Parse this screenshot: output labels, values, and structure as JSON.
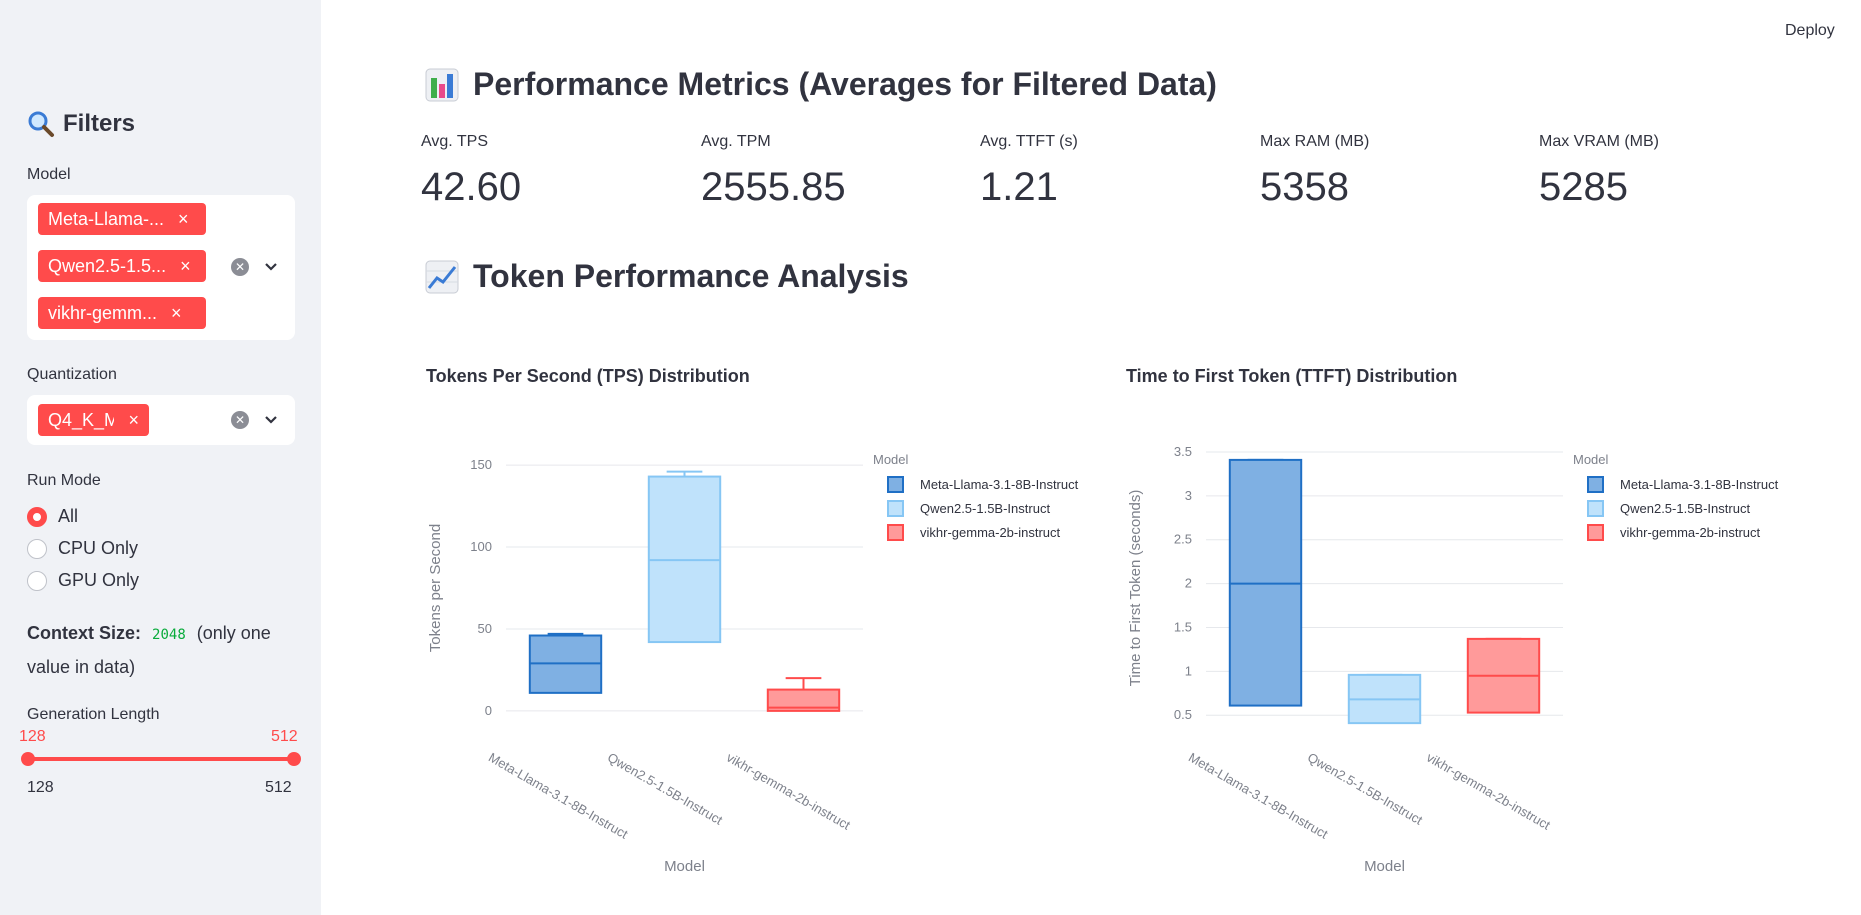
{
  "sidebar": {
    "title": "Filters",
    "model_label": "Model",
    "model_tags": [
      "Meta-Llama-...",
      "Qwen2.5-1.5...",
      "vikhr-gemm..."
    ],
    "quant_label": "Quantization",
    "quant_tags": [
      "Q4_K_M"
    ],
    "run_mode_label": "Run Mode",
    "run_modes": [
      "All",
      "CPU Only",
      "GPU Only"
    ],
    "run_mode_selected": "All",
    "context_label": "Context Size:",
    "context_value": "2048",
    "context_note": "(only one value in data)",
    "genlen_label": "Generation Length",
    "genlen_low": "128",
    "genlen_high": "512",
    "genlen_min": "128",
    "genlen_max": "512",
    "accent_color": "#ff4b4b"
  },
  "header": {
    "deploy_label": "Deploy"
  },
  "metrics_section": {
    "title": "Performance Metrics (Averages for Filtered Data)",
    "icon": "bar-chart-icon",
    "metrics": [
      {
        "label": "Avg. TPS",
        "value": "42.60"
      },
      {
        "label": "Avg. TPM",
        "value": "2555.85"
      },
      {
        "label": "Avg. TTFT (s)",
        "value": "1.21"
      },
      {
        "label": "Max RAM (MB)",
        "value": "5358"
      },
      {
        "label": "Max VRAM (MB)",
        "value": "5285"
      }
    ]
  },
  "token_section": {
    "title": "Token Performance Analysis",
    "icon": "line-chart-icon"
  },
  "chart_data": [
    {
      "type": "box",
      "title": "Tokens Per Second (TPS) Distribution",
      "xlabel": "Model",
      "ylabel": "Tokens per Second",
      "ylim": [
        -8,
        158
      ],
      "yticks": [
        0,
        50,
        100,
        150
      ],
      "legend_title": "Model",
      "legend_position": "top-right",
      "categories": [
        "Meta-Llama-3.1-8B-Instruct",
        "Qwen2.5-1.5B-Instruct",
        "vikhr-gemma-2b-instruct"
      ],
      "colors": [
        "#1f6fc5",
        "#86c6f4",
        "#ff4b4b"
      ],
      "fills": [
        "#7fb0e3",
        "#bfe2fb",
        "#ff9a9a"
      ],
      "series": [
        {
          "name": "Meta-Llama-3.1-8B-Instruct",
          "min": 11,
          "q1": 11,
          "median": 29,
          "q3": 46,
          "max": 47
        },
        {
          "name": "Qwen2.5-1.5B-Instruct",
          "min": 42,
          "q1": 42,
          "median": 92,
          "q3": 143,
          "max": 146
        },
        {
          "name": "vikhr-gemma-2b-instruct",
          "min": 0,
          "q1": 0,
          "median": 2,
          "q3": 13,
          "max": 20
        }
      ]
    },
    {
      "type": "box",
      "title": "Time to First Token (TTFT) Distribution",
      "xlabel": "Model",
      "ylabel": "Time to First Token (seconds)",
      "ylim": [
        0.4,
        3.5
      ],
      "yticks": [
        0.5,
        1,
        1.5,
        2,
        2.5,
        3,
        3.5
      ],
      "legend_title": "Model",
      "legend_position": "top-right",
      "categories": [
        "Meta-Llama-3.1-8B-Instruct",
        "Qwen2.5-1.5B-Instruct",
        "vikhr-gemma-2b-instruct"
      ],
      "colors": [
        "#1f6fc5",
        "#86c6f4",
        "#ff4b4b"
      ],
      "fills": [
        "#7fb0e3",
        "#bfe2fb",
        "#ff9a9a"
      ],
      "series": [
        {
          "name": "Meta-Llama-3.1-8B-Instruct",
          "min": 0.61,
          "q1": 0.61,
          "median": 2.0,
          "q3": 3.41,
          "max": 3.41
        },
        {
          "name": "Qwen2.5-1.5B-Instruct",
          "min": 0.41,
          "q1": 0.41,
          "median": 0.68,
          "q3": 0.96,
          "max": 0.96
        },
        {
          "name": "vikhr-gemma-2b-instruct",
          "min": 0.53,
          "q1": 0.53,
          "median": 0.95,
          "q3": 1.37,
          "max": 1.37
        }
      ]
    }
  ]
}
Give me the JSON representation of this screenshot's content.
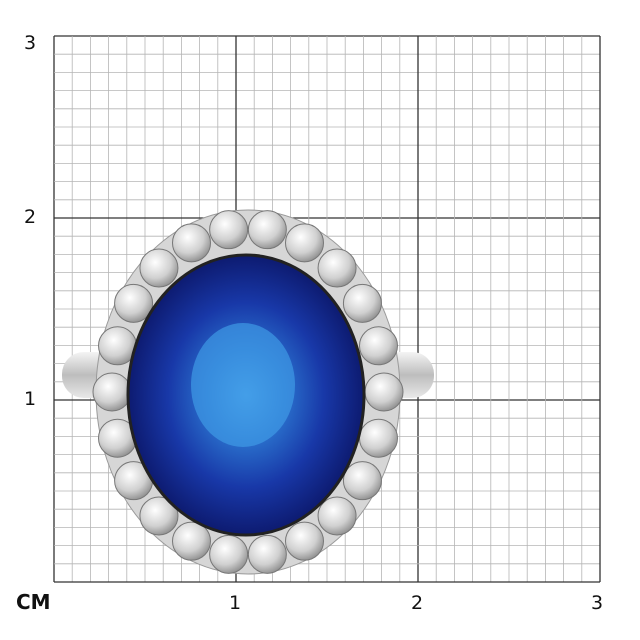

» **YOUR OBJECTIVE**
Reproduce the full listing faithfully, but do not carry over any pictures.

» **WRITTEN ANSWER**
Parse this screenshot: output labels, values, and structure as JSON.
{
  "sidebar": {
    "title": "Filters",
    "model_label": "Model",
    "model_tags": [
      "Meta-Llama-...",
      "Qwen2.5-1.5...",
      "vikhr-gemm..."
    ],
    "quant_label": "Quantization",
    "quant_tags": [
      "Q4_K_M"
    ],
    "run_mode_label": "Run Mode",
    "run_modes": [
      "All",
      "CPU Only",
      "GPU Only"
    ],
    "run_mode_selected": "All",
    "context_label": "Context Size:",
    "context_value": "2048",
    "context_note": "(only one value in data)",
    "genlen_label": "Generation Length",
    "genlen_low": "128",
    "genlen_high": "512",
    "genlen_min": "128",
    "genlen_max": "512",
    "accent_color": "#ff4b4b"
  },
  "header": {
    "deploy_label": "Deploy"
  },
  "metrics_section": {
    "title": "Performance Metrics (Averages for Filtered Data)",
    "icon": "bar-chart-icon",
    "metrics": [
      {
        "label": "Avg. TPS",
        "value": "42.60"
      },
      {
        "label": "Avg. TPM",
        "value": "2555.85"
      },
      {
        "label": "Avg. TTFT (s)",
        "value": "1.21"
      },
      {
        "label": "Max RAM (MB)",
        "value": "5358"
      },
      {
        "label": "Max VRAM (MB)",
        "value": "5285"
      }
    ]
  },
  "token_section": {
    "title": "Token Performance Analysis",
    "icon": "line-chart-icon"
  },
  "chart_data": [
    {
      "type": "box",
      "title": "Tokens Per Second (TPS) Distribution",
      "xlabel": "Model",
      "ylabel": "Tokens per Second",
      "ylim": [
        -8,
        158
      ],
      "yticks": [
        0,
        50,
        100,
        150
      ],
      "legend_title": "Model",
      "legend_position": "top-right",
      "categories": [
        "Meta-Llama-3.1-8B-Instruct",
        "Qwen2.5-1.5B-Instruct",
        "vikhr-gemma-2b-instruct"
      ],
      "colors": [
        "#1f6fc5",
        "#86c6f4",
        "#ff4b4b"
      ],
      "fills": [
        "#7fb0e3",
        "#bfe2fb",
        "#ff9a9a"
      ],
      "series": [
        {
          "name": "Meta-Llama-3.1-8B-Instruct",
          "min": 11,
          "q1": 11,
          "median": 29,
          "q3": 46,
          "max": 47
        },
        {
          "name": "Qwen2.5-1.5B-Instruct",
          "min": 42,
          "q1": 42,
          "median": 92,
          "q3": 143,
          "max": 146
        },
        {
          "name": "vikhr-gemma-2b-instruct",
          "min": 0,
          "q1": 0,
          "median": 2,
          "q3": 13,
          "max": 20
        }
      ]
    },
    {
      "type": "box",
      "title": "Time to First Token (TTFT) Distribution",
      "xlabel": "Model",
      "ylabel": "Time to First Token (seconds)",
      "ylim": [
        0.4,
        3.5
      ],
      "yticks": [
        0.5,
        1,
        1.5,
        2,
        2.5,
        3,
        3.5
      ],
      "legend_title": "Model",
      "legend_position": "top-right",
      "categories": [
        "Meta-Llama-3.1-8B-Instruct",
        "Qwen2.5-1.5B-Instruct",
        "vikhr-gemma-2b-instruct"
      ],
      "colors": [
        "#1f6fc5",
        "#86c6f4",
        "#ff4b4b"
      ],
      "fills": [
        "#7fb0e3",
        "#bfe2fb",
        "#ff9a9a"
      ],
      "series": [
        {
          "name": "Meta-Llama-3.1-8B-Instruct",
          "min": 0.61,
          "q1": 0.61,
          "median": 2.0,
          "q3": 3.41,
          "max": 3.41
        },
        {
          "name": "Qwen2.5-1.5B-Instruct",
          "min": 0.41,
          "q1": 0.41,
          "median": 0.68,
          "q3": 0.96,
          "max": 0.96
        },
        {
          "name": "vikhr-gemma-2b-instruct",
          "min": 0.53,
          "q1": 0.53,
          "median": 0.95,
          "q3": 1.37,
          "max": 1.37
        }
      ]
    }
  ]
}
Give me the JSON representation of this screenshot's content.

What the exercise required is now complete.